_Material_:
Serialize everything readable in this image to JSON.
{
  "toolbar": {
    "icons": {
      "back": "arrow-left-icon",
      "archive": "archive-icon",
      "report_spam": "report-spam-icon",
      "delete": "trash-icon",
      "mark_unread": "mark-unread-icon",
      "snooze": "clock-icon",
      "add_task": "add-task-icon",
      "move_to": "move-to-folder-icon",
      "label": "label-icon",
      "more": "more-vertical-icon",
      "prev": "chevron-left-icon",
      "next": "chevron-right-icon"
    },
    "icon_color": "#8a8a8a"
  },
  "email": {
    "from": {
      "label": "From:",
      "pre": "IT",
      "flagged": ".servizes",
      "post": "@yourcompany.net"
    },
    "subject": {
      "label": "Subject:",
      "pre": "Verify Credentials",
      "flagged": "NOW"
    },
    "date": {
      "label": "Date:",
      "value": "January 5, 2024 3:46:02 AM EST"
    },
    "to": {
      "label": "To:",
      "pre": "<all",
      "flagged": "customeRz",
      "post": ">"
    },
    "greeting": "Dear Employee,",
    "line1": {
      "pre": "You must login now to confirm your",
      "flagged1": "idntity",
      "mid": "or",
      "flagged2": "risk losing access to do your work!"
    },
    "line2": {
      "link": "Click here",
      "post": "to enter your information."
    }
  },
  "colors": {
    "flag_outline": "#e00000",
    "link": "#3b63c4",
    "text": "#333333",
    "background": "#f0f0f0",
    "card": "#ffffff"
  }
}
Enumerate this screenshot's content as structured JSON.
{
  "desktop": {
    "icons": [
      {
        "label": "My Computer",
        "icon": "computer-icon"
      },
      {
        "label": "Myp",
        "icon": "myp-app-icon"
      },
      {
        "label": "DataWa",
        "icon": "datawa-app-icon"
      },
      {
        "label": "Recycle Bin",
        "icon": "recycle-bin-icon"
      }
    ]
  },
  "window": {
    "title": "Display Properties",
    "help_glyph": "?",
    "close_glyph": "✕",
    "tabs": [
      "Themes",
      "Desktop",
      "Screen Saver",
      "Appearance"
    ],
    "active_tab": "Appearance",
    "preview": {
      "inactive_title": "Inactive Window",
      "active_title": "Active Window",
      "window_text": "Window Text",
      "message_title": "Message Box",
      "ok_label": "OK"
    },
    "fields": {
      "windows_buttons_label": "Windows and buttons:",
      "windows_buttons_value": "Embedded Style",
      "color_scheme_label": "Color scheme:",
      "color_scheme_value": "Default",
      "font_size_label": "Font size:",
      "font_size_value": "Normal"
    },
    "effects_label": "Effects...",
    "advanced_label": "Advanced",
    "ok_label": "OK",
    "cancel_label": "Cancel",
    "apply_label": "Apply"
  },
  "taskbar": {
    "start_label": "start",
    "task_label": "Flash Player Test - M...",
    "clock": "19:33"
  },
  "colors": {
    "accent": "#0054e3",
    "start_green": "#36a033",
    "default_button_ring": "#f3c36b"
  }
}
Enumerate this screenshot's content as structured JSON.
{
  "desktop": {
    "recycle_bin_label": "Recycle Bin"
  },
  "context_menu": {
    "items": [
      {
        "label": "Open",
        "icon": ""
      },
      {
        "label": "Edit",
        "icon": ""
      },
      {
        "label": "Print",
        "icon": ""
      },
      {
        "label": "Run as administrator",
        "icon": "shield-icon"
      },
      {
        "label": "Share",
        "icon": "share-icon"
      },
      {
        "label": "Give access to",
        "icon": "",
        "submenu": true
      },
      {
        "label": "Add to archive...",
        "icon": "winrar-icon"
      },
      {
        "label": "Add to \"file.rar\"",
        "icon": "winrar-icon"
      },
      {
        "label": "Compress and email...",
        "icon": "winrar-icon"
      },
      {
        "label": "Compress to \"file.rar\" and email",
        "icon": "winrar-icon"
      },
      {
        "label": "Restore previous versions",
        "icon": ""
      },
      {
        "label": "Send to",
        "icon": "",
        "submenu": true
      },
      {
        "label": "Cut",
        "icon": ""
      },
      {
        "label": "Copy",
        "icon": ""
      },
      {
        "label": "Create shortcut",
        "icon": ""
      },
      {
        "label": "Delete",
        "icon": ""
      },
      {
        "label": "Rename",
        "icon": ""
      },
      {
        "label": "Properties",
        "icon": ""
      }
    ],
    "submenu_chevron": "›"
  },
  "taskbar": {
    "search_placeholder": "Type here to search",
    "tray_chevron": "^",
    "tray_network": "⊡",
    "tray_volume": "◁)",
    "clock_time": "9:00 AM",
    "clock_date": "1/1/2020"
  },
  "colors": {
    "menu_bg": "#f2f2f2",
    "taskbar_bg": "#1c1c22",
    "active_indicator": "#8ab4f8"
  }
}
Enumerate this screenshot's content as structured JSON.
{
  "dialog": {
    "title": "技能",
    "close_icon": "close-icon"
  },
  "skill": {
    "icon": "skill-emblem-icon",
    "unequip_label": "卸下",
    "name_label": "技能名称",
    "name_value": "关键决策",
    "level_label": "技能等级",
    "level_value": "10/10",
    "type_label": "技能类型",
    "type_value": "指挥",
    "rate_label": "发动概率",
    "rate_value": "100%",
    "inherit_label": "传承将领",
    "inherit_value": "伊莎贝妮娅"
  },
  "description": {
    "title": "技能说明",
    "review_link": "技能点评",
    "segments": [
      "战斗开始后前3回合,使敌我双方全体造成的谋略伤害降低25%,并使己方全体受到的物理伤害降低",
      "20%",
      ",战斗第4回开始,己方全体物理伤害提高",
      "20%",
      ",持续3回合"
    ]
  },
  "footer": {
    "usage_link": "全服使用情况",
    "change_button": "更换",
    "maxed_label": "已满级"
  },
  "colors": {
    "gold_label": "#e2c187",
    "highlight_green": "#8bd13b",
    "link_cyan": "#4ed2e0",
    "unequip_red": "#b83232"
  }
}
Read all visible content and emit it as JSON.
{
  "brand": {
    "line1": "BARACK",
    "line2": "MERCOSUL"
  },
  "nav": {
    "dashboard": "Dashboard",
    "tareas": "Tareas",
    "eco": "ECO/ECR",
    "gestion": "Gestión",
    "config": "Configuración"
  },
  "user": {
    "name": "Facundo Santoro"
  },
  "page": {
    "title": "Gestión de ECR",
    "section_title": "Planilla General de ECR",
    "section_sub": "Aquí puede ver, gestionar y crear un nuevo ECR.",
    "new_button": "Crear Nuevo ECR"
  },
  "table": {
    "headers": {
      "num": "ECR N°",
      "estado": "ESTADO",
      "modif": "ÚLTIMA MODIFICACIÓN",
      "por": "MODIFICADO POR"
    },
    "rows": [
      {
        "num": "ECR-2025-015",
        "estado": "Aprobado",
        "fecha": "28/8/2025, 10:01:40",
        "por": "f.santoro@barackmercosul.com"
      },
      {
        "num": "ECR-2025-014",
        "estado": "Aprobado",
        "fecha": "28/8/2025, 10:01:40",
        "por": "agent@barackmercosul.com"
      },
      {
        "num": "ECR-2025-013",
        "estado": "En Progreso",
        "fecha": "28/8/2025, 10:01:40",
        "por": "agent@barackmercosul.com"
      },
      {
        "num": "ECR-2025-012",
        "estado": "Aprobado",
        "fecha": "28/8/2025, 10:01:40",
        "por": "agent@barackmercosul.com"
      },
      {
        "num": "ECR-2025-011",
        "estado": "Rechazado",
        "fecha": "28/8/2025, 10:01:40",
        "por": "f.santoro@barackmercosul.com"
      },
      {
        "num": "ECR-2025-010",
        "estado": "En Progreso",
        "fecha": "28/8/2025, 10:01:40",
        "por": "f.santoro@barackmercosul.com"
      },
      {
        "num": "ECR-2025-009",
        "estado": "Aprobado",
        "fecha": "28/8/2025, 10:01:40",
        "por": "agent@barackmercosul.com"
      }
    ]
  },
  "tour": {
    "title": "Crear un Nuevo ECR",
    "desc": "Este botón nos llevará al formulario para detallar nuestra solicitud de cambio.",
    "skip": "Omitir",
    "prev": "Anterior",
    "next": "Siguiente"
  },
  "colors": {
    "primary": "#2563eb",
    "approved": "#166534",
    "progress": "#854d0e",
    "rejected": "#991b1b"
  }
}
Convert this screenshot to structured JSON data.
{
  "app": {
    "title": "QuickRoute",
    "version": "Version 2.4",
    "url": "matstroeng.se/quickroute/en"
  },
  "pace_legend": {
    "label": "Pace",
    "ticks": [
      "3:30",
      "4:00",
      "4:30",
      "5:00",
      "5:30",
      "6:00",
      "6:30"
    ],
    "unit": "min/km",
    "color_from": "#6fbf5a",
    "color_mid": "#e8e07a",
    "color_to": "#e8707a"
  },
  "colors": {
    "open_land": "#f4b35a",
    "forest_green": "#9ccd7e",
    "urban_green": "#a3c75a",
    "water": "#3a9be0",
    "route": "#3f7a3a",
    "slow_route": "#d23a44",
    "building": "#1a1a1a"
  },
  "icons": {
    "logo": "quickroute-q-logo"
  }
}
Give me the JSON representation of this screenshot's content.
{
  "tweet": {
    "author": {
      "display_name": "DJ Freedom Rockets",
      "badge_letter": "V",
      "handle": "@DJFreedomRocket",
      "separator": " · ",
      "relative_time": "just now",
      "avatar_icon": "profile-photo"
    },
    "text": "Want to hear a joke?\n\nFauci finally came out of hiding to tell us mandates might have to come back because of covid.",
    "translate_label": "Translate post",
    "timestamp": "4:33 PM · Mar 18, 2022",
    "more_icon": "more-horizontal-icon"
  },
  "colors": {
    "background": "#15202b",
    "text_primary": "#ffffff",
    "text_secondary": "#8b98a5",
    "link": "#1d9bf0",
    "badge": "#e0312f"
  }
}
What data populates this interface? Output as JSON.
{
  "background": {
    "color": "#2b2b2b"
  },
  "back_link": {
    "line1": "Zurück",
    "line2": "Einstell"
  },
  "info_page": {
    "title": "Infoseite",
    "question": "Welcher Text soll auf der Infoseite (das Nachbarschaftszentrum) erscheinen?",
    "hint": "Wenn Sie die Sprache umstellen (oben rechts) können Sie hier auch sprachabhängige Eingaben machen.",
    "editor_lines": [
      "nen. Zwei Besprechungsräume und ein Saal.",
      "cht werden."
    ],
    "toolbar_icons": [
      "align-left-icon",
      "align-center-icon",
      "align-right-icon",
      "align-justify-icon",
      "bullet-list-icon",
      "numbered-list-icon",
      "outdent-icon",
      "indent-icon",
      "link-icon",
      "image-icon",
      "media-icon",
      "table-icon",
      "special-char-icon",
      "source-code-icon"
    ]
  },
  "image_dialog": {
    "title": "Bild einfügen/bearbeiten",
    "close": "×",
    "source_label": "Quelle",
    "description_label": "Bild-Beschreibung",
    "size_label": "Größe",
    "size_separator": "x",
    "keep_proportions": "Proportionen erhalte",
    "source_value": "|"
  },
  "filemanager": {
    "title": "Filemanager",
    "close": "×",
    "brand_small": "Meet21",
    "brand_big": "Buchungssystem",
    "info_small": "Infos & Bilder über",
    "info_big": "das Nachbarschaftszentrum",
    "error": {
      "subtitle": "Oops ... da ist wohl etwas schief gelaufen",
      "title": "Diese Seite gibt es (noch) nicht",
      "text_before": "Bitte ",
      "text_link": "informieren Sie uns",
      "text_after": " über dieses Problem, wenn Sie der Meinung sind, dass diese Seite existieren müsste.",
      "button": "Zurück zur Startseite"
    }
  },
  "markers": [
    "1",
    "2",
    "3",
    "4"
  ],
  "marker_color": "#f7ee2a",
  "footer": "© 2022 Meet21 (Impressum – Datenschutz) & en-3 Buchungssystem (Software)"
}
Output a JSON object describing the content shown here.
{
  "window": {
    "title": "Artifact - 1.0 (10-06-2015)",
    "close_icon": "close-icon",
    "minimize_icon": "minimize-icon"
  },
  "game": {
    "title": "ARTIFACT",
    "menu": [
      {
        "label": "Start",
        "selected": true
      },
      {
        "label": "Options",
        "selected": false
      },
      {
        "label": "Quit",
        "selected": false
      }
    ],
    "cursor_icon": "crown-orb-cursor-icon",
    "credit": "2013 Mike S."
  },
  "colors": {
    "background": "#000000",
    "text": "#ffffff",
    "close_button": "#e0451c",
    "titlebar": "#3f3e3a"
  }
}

_What is asked_:
Give back exactly the lines that run from the line with "Output a JSON" through the close of the material, counting both ends, and nothing more.

_Expected answer_:
Output a JSON object describing the content shown here.
{
  "window": {
    "title": "Artifact - 1.0 (10-06-2015)",
    "close_icon": "close-icon",
    "minimize_icon": "minimize-icon"
  },
  "game": {
    "title": "ARTIFACT",
    "menu": [
      {
        "label": "Start",
        "selected": true
      },
      {
        "label": "Options",
        "selected": false
      },
      {
        "label": "Quit",
        "selected": false
      }
    ],
    "cursor_icon": "crown-orb-cursor-icon",
    "credit": "2013 Mike S."
  },
  "colors": {
    "background": "#000000",
    "text": "#ffffff",
    "close_button": "#e0451c",
    "titlebar": "#3f3e3a"
  }
}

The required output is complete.